Prompt a: Reproduce verbatim the part of the records that opens with the line containing "- y-tick-label-right-1: 200: [539, 122, 561, 137]" and closes with the line containing "- x-tick-label-bottom-1: 5: [163, 573, 170, 588]", both of those lines included.
☆ ☆ ☆ ☆ ☆ ☆ ☆
Weak vs. Strong typing

Yes, I know already what you've been thinking, but this post isn't about programming languages. It's about search.

We live today in an ocean of information. Too much information we can ever cope for. But, in some sense this information is strongly-typed: things belong to categories. And this "strong-typing" aspect enables us to approach search in an more effective way. That's why when I saw for the first search engine (yahoo, if I remember correctly) I was troubled. That was not what I wanted to use to search stuff! Despite of this initial reaction, I began to be more and more accomodated with it. And I probably forgot what I wanted to see from a search engine, because after years of yahoo-style unstructured search, it's now harder to think outside the box.

But I still feel that the right way to approach this problem should be radically different. There has to be a type for the items you want to be searched, or for the attributes that you use as a filter. Whatever this type is, I don't know. At this point, I just suppose that is needs to be a certain way to categorize objects into classes.

One way to approach strong typing is to define a schema. This is the WinFS approach, where the schema defines the type. This approach might work perfectly for a few dozens of information classes. A hand-made schema can then be used to define different "search namespaces" for things like contacts, music files, documents, etc. And this approach might be just we need to structure all information from our desktop.

But this "manually-defined schema" approach won't scale at the Internet size (if you ask me, it might not even work at the desktop size - just think about versioning). After all, we are dealing with obscene amounts of horribly unstructured, highly dynamic and sometimes wildly inconsistent data. How we are going to define a strongly-typed schema at the internet level? That's not going to work.
☆ ☆ ☆ ☆ ☆ ☆ ☆
Prompt b: Carry on the post about strong typing in search, starting after its final sentence.

Record extracts:
☆ ☆ ☆ ☆ ☆ ☆ ☆
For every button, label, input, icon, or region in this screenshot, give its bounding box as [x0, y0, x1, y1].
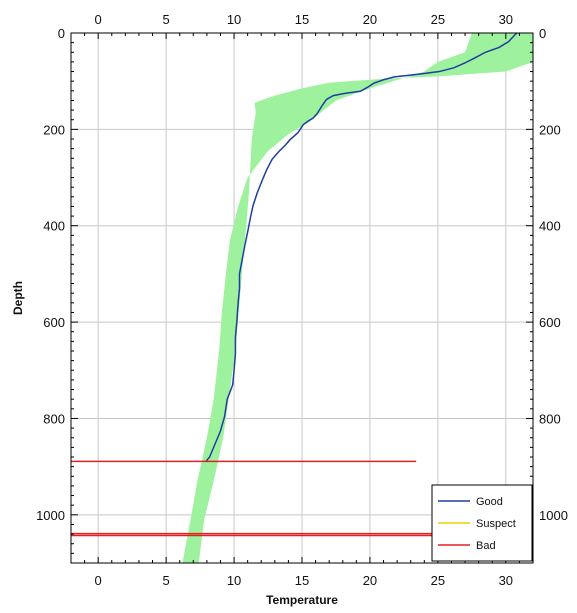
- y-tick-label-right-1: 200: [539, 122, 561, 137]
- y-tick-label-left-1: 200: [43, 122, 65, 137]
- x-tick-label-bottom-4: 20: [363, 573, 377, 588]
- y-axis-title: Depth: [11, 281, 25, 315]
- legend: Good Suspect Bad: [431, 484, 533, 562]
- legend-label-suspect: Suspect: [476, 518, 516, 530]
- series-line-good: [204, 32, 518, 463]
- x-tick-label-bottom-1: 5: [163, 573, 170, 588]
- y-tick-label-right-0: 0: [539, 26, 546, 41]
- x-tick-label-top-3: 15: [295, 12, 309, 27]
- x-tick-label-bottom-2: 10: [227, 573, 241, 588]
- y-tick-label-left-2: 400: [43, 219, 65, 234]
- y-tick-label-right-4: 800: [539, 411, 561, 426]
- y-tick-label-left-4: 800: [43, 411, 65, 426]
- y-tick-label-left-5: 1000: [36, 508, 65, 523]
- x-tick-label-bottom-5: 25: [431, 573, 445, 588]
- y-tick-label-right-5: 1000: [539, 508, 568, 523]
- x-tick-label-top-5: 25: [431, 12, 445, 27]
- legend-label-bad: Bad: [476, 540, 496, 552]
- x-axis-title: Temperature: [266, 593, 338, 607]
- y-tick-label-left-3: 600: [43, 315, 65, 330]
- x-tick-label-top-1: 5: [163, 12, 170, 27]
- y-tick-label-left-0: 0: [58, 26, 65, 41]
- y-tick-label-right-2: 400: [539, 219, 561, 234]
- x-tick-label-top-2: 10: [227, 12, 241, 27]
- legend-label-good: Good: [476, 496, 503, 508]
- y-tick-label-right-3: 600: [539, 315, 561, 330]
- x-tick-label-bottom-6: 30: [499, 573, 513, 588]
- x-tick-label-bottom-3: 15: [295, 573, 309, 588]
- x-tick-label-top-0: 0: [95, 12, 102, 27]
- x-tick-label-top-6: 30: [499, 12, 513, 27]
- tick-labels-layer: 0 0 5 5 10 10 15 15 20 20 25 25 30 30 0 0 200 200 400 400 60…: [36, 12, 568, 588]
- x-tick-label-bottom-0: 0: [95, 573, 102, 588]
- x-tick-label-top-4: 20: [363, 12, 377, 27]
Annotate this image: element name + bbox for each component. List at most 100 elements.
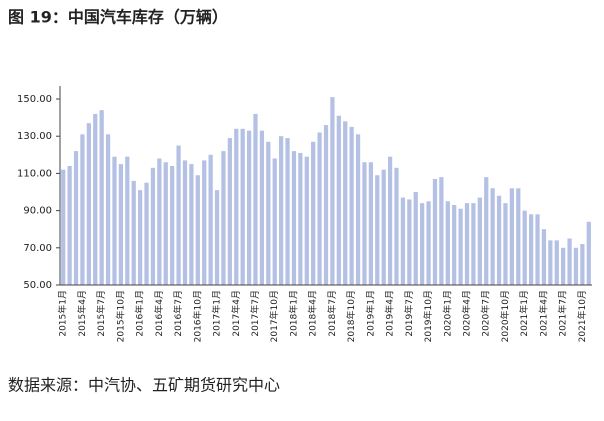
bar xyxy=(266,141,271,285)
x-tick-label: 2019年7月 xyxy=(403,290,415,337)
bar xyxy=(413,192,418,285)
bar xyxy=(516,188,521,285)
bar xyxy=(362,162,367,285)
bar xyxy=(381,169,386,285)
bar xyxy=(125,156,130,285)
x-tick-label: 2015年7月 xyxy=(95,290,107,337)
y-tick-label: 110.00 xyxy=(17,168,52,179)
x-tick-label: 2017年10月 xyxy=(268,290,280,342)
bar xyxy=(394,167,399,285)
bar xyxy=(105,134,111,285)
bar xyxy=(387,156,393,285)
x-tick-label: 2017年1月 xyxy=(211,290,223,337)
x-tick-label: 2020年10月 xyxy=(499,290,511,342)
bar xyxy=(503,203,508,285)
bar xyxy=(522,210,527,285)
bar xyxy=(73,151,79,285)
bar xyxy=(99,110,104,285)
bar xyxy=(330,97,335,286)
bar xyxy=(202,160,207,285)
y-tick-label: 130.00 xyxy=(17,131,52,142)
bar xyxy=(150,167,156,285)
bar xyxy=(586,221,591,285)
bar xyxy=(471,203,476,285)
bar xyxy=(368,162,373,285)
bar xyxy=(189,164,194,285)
☆ ☆ ☆ ☆ ☆ ☆ ☆
Written reply a:
- y-tick-label-right-1: 200: [539, 122, 561, 137]
- y-tick-label-left-1: 200: [43, 122, 65, 137]
- x-tick-label-bottom-4: 20: [363, 573, 377, 588]
- y-axis-title: Depth: [11, 281, 25, 315]
- legend: Good Suspect Bad: [431, 484, 533, 562]
- legend-label-suspect: Suspect: [476, 518, 516, 530]
- series-line-good: [204, 32, 518, 463]
- x-tick-label-bottom-1: 5: [163, 573, 170, 588]

Written reply b:
So, what if this search engine discovers these categories on the fly? And what if this type is actively used during the search? For example, let's assume that you start the search on the word "table". The search page will display an initial results page as a courtesy, but more importantly it will ask you "Table as a furniture piece, or table as a dataset?". You click on one of the two hyperlinks (let's say on "table as a dataset"), and the search engine will give you a refined results page. Next, it will ask you about various variations on the idea - is this related to SQL ? Or Excel? etc. At each step, the search engine gives you various semantic categories of whatever you are searching for.

Note that the fact that a table can be either a dataset or a piece of furniture would be automatically discovered at the time the search indexes are built. At that time, when our search engine crawls the internet, it sees that 20% of the sites are reffering the word table as a subject in a furniture-related context. And 10% in the context of SQL.

The discussion really becomes interesting when you start thinking about how could you actually implement this stuff. But that's another story.

I hope that the current search industry is still in early stages. And I won't be surprised that ten years from now, everybody will see the evolution from weak-typed to strong-typed search as a natural one. In exactly the same way we see today the benefits of strong typing in modern programming languages...